**TASK DESCRIPTION:**
Copy every line of the following data that includes the string "hereinafter".

|---|

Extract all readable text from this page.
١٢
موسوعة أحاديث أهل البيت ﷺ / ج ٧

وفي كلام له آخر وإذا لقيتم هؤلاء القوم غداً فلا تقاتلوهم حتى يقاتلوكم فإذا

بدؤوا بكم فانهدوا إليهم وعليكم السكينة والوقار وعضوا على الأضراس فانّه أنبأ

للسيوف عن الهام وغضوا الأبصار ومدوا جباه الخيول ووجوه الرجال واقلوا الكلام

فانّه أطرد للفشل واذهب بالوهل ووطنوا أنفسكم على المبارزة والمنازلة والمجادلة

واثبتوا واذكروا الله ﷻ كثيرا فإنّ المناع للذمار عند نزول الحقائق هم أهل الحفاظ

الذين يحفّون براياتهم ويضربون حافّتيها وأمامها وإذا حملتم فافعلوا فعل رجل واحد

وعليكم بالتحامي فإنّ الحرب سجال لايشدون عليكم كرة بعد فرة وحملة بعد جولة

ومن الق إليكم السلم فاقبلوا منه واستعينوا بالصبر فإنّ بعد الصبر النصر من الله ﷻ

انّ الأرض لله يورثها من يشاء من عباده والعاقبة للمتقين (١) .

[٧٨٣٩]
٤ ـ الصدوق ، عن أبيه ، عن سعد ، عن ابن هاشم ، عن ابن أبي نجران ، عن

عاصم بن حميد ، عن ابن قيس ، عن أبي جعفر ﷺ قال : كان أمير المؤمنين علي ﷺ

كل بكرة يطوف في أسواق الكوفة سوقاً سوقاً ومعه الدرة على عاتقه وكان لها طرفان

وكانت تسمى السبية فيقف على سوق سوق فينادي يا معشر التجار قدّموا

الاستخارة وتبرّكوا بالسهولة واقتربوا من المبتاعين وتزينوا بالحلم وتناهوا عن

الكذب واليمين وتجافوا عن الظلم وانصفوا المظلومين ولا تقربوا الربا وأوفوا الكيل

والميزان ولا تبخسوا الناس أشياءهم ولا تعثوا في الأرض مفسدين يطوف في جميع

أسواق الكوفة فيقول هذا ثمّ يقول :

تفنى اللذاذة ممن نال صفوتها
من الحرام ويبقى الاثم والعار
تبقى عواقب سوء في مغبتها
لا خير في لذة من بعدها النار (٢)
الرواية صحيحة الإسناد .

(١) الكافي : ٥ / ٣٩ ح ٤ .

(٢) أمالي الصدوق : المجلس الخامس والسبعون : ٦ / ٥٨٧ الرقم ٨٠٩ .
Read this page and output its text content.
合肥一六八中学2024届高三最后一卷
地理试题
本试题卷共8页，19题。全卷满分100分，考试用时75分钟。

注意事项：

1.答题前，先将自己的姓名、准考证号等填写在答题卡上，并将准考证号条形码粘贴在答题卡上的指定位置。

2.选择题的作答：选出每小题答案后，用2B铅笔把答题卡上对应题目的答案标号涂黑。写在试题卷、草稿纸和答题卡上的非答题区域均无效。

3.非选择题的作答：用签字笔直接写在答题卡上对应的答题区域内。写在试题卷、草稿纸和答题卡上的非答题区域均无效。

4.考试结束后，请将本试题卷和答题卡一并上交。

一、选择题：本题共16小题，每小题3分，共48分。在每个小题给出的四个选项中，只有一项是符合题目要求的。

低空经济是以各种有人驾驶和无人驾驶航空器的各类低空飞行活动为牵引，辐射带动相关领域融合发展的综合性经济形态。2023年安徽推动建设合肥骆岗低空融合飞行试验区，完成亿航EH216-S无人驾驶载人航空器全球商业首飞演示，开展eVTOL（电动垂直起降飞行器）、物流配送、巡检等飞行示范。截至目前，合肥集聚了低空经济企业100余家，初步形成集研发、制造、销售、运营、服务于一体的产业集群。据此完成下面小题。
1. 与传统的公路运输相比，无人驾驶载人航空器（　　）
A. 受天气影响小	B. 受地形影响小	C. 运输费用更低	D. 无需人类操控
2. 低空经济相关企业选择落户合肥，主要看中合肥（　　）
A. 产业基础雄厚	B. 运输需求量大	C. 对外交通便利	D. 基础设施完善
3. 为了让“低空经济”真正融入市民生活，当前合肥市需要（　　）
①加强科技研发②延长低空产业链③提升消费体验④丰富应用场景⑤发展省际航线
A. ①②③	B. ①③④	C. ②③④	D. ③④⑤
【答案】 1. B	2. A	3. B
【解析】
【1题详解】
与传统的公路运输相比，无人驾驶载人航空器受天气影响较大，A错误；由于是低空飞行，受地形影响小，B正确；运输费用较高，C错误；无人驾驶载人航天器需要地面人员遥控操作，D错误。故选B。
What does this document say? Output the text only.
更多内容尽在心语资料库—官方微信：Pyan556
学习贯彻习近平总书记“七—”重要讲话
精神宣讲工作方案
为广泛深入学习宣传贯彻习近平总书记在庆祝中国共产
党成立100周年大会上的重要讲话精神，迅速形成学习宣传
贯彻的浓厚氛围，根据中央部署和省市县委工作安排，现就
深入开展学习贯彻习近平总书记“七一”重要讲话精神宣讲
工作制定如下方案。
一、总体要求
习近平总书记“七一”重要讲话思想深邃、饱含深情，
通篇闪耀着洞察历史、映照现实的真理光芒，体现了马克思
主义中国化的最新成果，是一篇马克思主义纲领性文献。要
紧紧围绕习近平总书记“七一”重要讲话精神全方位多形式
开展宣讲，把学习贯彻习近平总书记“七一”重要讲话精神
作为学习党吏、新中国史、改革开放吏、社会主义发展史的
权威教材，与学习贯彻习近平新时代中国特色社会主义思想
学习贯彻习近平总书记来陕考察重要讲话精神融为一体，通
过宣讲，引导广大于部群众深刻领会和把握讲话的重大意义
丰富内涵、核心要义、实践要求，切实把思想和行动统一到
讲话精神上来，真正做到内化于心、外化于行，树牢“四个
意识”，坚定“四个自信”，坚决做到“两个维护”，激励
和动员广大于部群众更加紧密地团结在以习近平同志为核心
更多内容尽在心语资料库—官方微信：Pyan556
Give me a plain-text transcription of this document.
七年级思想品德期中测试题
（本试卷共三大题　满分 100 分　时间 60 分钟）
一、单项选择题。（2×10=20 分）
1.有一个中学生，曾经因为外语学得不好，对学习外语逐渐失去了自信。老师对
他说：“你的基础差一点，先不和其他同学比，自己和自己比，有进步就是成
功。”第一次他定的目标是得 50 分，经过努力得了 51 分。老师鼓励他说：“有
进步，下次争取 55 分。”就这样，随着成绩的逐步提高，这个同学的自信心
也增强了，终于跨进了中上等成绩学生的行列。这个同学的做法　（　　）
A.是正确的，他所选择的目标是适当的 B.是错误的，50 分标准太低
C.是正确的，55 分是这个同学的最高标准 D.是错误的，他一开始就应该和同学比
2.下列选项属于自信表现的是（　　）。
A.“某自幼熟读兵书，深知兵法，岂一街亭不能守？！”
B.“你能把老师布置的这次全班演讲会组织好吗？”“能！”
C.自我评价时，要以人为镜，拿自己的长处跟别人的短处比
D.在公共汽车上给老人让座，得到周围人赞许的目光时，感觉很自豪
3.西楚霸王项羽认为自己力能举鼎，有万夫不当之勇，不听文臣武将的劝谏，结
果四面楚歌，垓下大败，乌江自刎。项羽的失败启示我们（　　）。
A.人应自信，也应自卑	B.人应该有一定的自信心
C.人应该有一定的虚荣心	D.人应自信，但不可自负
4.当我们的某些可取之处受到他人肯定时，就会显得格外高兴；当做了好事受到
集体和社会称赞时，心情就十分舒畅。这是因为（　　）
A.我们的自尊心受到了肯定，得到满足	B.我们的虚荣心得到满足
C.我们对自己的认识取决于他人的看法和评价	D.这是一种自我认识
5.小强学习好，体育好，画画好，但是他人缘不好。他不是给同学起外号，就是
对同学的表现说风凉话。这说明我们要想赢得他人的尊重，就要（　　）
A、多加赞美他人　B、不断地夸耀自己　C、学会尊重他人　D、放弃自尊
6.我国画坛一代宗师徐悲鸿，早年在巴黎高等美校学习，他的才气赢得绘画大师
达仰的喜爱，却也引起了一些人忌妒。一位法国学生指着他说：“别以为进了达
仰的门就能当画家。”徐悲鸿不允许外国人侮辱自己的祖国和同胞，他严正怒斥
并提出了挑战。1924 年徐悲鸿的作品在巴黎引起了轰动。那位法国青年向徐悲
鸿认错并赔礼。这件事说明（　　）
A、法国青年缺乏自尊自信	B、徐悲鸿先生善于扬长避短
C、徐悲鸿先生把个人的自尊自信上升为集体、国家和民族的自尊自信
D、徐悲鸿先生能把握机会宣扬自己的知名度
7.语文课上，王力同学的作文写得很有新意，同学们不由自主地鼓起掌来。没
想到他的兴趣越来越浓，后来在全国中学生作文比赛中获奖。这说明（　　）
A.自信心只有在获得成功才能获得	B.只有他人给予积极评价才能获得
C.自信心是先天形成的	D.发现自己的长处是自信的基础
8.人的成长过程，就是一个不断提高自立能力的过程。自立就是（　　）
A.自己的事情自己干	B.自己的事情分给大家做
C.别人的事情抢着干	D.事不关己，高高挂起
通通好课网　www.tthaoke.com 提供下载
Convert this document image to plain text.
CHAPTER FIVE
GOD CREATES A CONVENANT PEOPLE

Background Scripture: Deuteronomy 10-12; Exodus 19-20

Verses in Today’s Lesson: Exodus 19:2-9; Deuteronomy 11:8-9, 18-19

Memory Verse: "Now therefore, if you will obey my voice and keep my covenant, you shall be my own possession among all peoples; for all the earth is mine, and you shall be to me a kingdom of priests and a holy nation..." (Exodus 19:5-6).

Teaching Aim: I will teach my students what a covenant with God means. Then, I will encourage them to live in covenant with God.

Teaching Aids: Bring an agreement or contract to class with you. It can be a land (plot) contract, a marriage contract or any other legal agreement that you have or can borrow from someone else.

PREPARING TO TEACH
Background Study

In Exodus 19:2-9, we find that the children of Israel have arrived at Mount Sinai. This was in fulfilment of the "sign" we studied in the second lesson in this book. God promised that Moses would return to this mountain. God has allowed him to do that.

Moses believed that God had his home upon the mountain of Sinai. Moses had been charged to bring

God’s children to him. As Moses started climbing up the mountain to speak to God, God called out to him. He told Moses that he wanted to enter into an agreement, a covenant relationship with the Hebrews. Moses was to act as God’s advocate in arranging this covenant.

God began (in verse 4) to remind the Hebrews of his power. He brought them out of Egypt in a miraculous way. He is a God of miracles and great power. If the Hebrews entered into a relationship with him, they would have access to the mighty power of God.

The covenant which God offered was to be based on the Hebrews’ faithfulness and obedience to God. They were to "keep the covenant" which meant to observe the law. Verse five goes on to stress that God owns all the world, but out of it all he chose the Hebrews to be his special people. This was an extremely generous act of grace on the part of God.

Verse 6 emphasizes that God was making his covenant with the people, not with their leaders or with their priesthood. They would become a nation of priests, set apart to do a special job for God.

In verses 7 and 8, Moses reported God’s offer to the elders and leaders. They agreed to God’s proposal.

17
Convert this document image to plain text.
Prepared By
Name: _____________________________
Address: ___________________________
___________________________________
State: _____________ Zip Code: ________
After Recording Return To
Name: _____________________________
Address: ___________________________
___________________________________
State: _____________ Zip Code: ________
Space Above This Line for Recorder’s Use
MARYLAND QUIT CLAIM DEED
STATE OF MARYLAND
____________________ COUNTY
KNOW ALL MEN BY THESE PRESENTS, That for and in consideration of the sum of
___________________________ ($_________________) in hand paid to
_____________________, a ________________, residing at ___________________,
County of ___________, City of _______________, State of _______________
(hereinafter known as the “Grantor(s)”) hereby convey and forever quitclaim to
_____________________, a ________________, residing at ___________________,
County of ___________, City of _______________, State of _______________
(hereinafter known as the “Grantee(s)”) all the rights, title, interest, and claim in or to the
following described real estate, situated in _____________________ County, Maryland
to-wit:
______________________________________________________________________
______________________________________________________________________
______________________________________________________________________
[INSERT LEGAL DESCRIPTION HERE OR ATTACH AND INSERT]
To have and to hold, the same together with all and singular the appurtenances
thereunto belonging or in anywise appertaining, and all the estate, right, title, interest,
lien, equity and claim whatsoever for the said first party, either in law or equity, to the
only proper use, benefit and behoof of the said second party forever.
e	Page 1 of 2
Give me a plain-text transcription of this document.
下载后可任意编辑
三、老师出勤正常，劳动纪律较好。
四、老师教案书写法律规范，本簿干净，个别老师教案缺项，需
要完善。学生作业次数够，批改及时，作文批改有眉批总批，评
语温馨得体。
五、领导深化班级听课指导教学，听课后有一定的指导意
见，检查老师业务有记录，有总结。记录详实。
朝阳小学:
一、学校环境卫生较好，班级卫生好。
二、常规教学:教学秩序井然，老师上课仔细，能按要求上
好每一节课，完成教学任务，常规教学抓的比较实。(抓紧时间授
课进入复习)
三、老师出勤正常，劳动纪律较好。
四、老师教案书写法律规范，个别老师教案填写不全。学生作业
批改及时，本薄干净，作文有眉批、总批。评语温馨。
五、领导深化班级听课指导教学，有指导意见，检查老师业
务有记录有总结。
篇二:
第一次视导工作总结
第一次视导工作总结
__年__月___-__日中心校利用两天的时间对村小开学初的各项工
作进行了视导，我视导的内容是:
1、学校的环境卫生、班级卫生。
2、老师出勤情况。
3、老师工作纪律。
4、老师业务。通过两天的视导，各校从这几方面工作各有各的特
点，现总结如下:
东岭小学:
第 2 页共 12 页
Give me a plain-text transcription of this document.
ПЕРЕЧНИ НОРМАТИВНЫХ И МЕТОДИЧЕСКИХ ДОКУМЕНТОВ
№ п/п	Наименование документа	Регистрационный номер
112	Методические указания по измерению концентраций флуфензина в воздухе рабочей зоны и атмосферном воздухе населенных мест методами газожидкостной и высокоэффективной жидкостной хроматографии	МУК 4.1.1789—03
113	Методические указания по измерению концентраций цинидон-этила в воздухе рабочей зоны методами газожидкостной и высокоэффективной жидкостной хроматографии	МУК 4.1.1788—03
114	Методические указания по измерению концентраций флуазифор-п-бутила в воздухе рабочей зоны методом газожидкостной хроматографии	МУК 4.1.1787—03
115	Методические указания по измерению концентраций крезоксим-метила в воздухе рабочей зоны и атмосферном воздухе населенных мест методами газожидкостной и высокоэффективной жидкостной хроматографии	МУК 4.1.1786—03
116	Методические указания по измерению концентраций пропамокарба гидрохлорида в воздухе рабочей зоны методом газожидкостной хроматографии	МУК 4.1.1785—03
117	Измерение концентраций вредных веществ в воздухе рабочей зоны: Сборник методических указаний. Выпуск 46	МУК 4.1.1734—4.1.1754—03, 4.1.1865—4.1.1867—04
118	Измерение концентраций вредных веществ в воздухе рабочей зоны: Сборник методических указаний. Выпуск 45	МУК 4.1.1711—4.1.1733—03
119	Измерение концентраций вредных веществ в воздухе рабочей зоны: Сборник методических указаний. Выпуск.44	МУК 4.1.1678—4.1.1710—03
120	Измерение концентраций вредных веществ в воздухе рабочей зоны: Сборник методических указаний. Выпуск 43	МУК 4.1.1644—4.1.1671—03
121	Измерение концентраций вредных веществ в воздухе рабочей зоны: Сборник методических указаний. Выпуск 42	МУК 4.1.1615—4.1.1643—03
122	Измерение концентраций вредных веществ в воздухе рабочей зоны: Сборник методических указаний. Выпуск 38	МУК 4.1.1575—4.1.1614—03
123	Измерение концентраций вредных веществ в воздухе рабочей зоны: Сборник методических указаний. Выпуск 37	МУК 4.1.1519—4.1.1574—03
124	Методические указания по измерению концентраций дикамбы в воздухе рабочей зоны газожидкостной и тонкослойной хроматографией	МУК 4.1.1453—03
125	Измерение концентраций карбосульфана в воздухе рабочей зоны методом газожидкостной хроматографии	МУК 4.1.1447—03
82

|---|

**RESULT:**
(hereinafter known as the “Grantor(s)”) hereby convey and forever quitclaim to
(hereinafter known as the “Grantee(s)”) all the rights, title, interest, and claim in or to the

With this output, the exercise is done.